Task to complete: Determine how many lines of the data below contain "both", then give only that number.

Saved entries

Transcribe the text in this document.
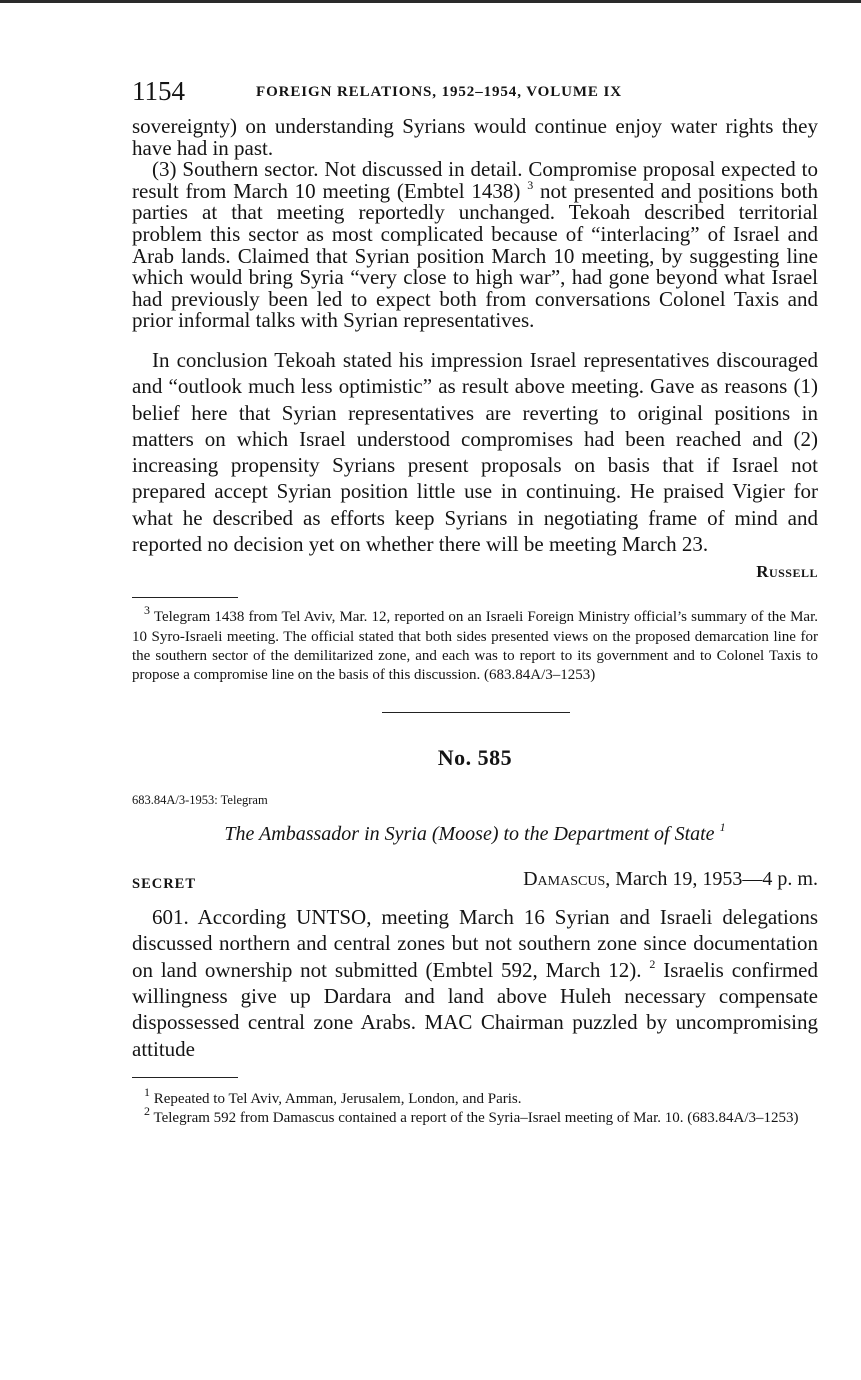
1154	FOREIGN RELATIONS, 1952–1954, VOLUME IX

sovereignty) on understanding Syrians would continue enjoy water rights they have had in past.

(3) Southern sector. Not discussed in detail. Compromise proposal expected to result from March 10 meeting (Embtel 1438) $^3$ not presented and positions both parties at that meeting reportedly unchanged. Tekoah described territorial problem this sector as most complicated because of “interlacing” of Israel and Arab lands. Claimed that Syrian position March 10 meeting, by suggesting line which would bring Syria “very close to high war”, had gone beyond what Israel had previously been led to expect both from conversations Colonel Taxis and prior informal talks with Syrian representatives.

In conclusion Tekoah stated his impression Israel representatives discouraged and “outlook much less optimistic” as result above meeting. Gave as reasons (1) belief here that Syrian representatives are reverting to original positions in matters on which Israel understood compromises had been reached and (2) increasing propensity Syrians present proposals on basis that if Israel not prepared accept Syrian position little use in continuing. He praised Vigier for what he described as efforts keep Syrians in negotiating frame of mind and reported no decision yet on whether there will be meeting March 23.

Russell

$^3$ Telegram 1438 from Tel Aviv, Mar. 12, reported on an Israeli Foreign Ministry official’s summary of the Mar. 10 Syro-Israeli meeting. The official stated that both sides presented views on the proposed demarcation line for the southern sector of the demilitarized zone, and each was to report to its government and to Colonel Taxis to propose a compromise line on the basis of this discussion. (683.84A/3–1253)

No. 585
683.84A/3-1953: Telegram
The Ambassador in Syria (Moose) to the Department of State $^1$
SECRET	Damascus, March 19, 1953—4 p. m.

601. According UNTSO, meeting March 16 Syrian and Israeli delegations discussed northern and central zones but not southern zone since documentation on land ownership not submitted (Embtel 592, March 12). $^2$ Israelis confirmed willingness give up Dardara and land above Huleh necessary compensate dispossessed central zone Arabs. MAC Chairman puzzled by uncompromising attitude

$^1$ Repeated to Tel Aviv, Amman, Jerusalem, London, and Paris.

$^2$ Telegram 592 from Damascus contained a report of the Syria–Israel meeting of Mar. 10. (683.84A/3–1253)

Complete answer: 2